** begin INPUT DATA **

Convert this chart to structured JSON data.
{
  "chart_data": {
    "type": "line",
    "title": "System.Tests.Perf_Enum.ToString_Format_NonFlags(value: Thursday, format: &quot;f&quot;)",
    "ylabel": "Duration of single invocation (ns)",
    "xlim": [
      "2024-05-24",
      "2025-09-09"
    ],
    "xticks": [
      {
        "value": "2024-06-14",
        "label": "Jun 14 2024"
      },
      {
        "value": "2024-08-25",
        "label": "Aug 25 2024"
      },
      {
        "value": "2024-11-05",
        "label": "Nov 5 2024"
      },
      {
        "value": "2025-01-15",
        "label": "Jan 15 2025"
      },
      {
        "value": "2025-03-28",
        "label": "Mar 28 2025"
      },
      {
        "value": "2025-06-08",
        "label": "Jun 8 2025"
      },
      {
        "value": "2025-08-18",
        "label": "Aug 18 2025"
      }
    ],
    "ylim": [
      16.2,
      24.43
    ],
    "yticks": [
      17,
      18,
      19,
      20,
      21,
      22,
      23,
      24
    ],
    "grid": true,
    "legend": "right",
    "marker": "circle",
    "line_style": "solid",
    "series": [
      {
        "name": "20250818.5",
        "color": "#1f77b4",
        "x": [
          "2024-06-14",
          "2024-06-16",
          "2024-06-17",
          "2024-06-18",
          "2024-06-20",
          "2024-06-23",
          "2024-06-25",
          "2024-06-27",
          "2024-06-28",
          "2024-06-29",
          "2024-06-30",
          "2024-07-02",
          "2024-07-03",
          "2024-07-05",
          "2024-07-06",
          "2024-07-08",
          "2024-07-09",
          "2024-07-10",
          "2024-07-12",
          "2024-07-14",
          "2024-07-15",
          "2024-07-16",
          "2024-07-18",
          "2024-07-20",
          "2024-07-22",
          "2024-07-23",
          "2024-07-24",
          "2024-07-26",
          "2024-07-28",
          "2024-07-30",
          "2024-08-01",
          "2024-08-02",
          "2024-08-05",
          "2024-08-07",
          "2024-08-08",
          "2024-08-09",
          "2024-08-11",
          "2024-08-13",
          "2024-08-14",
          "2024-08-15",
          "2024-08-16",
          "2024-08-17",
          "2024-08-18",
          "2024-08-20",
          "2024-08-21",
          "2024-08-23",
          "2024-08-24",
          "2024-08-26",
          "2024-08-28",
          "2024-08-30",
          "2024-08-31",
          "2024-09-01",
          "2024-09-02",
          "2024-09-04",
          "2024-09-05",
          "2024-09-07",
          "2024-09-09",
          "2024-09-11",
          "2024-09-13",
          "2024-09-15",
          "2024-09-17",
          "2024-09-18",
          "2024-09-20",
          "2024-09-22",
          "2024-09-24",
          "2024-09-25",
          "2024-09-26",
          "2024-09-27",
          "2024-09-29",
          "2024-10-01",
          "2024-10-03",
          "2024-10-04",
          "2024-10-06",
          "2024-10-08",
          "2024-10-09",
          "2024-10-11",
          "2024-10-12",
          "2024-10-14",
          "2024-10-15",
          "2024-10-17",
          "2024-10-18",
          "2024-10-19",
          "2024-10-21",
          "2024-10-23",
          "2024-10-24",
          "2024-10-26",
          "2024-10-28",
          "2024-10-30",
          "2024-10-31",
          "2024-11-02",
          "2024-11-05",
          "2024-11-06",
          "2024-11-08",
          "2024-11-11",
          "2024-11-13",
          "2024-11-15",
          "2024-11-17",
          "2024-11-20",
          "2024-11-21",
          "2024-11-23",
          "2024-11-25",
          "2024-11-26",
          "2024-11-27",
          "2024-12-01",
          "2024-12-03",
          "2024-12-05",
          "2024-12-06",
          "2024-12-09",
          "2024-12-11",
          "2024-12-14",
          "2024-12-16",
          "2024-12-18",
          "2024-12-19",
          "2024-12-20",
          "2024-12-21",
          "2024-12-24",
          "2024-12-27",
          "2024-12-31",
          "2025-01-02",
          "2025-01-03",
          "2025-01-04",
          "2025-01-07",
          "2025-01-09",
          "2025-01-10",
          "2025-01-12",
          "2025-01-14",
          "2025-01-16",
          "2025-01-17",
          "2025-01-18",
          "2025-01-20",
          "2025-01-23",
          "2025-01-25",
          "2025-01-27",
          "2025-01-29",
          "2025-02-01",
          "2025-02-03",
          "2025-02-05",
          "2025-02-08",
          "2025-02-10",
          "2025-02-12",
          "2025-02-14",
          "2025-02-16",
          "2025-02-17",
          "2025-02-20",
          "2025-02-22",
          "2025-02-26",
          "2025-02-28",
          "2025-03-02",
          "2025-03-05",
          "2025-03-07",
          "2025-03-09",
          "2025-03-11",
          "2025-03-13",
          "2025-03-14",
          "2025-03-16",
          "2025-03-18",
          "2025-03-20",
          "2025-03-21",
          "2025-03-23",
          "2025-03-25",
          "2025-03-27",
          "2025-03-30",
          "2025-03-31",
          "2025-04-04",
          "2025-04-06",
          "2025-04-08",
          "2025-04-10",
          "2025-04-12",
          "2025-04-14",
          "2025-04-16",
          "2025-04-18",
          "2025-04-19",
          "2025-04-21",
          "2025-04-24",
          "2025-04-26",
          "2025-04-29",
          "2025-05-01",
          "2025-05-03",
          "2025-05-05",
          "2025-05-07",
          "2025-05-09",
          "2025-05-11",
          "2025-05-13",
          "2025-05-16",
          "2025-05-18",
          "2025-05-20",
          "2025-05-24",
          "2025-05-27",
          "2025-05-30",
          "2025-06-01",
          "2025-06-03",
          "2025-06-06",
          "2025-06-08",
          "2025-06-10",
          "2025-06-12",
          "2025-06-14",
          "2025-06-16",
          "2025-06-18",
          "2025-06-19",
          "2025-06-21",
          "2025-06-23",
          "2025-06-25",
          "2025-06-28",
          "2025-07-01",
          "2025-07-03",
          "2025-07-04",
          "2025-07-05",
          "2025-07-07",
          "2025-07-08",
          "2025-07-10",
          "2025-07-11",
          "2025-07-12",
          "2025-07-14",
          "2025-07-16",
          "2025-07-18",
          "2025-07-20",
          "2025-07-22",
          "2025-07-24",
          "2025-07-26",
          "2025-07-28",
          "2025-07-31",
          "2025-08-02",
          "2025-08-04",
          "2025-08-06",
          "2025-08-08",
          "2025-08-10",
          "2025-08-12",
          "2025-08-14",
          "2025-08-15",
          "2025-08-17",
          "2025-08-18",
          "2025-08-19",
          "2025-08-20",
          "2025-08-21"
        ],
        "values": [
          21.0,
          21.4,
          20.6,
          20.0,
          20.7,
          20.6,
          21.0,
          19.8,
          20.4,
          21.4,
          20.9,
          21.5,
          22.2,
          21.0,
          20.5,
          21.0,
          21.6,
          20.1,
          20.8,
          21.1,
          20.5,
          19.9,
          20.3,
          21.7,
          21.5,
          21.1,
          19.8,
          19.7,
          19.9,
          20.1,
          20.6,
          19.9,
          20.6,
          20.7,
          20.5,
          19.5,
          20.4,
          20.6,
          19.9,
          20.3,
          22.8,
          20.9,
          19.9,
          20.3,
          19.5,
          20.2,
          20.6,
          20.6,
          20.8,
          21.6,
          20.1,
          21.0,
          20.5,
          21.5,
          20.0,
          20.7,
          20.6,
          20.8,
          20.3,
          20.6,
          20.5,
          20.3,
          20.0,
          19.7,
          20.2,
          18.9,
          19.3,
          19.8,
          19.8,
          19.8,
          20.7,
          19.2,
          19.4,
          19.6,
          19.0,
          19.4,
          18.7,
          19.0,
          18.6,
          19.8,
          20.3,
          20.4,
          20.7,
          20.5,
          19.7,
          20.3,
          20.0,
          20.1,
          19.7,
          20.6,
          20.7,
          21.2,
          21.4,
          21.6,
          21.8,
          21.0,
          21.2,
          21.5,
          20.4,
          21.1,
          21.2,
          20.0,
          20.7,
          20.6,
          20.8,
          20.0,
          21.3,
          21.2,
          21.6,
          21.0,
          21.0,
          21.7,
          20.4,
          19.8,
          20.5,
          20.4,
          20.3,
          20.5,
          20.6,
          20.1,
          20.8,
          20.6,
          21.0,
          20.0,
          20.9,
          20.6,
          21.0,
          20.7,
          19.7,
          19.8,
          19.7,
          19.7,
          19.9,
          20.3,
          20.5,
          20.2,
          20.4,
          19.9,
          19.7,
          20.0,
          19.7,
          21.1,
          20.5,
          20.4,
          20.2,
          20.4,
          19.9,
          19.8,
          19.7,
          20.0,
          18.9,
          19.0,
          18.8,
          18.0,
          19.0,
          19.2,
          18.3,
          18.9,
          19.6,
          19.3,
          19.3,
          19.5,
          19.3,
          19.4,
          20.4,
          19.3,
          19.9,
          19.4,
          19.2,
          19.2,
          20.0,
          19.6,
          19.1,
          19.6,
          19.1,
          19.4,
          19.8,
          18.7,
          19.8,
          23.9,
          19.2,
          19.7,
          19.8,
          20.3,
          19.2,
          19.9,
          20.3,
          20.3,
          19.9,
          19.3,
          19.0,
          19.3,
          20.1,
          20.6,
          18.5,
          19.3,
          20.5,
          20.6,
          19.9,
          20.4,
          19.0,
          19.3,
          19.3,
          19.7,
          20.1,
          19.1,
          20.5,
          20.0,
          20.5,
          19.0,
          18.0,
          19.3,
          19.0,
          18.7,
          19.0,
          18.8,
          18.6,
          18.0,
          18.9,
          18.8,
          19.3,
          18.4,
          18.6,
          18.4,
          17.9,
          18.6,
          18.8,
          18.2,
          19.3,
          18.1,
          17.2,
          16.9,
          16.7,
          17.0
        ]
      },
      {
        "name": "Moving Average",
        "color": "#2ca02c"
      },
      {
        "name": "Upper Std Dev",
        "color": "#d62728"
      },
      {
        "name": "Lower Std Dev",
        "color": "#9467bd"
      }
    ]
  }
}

** end INPUT DATA **

Find each line holding "color". Copy it out.

▶ WRITTEN ANSWER
        "color": "#1f77b4",
        "color": "#2ca02c"
        "color": "#d62728"
        "color": "#9467bd"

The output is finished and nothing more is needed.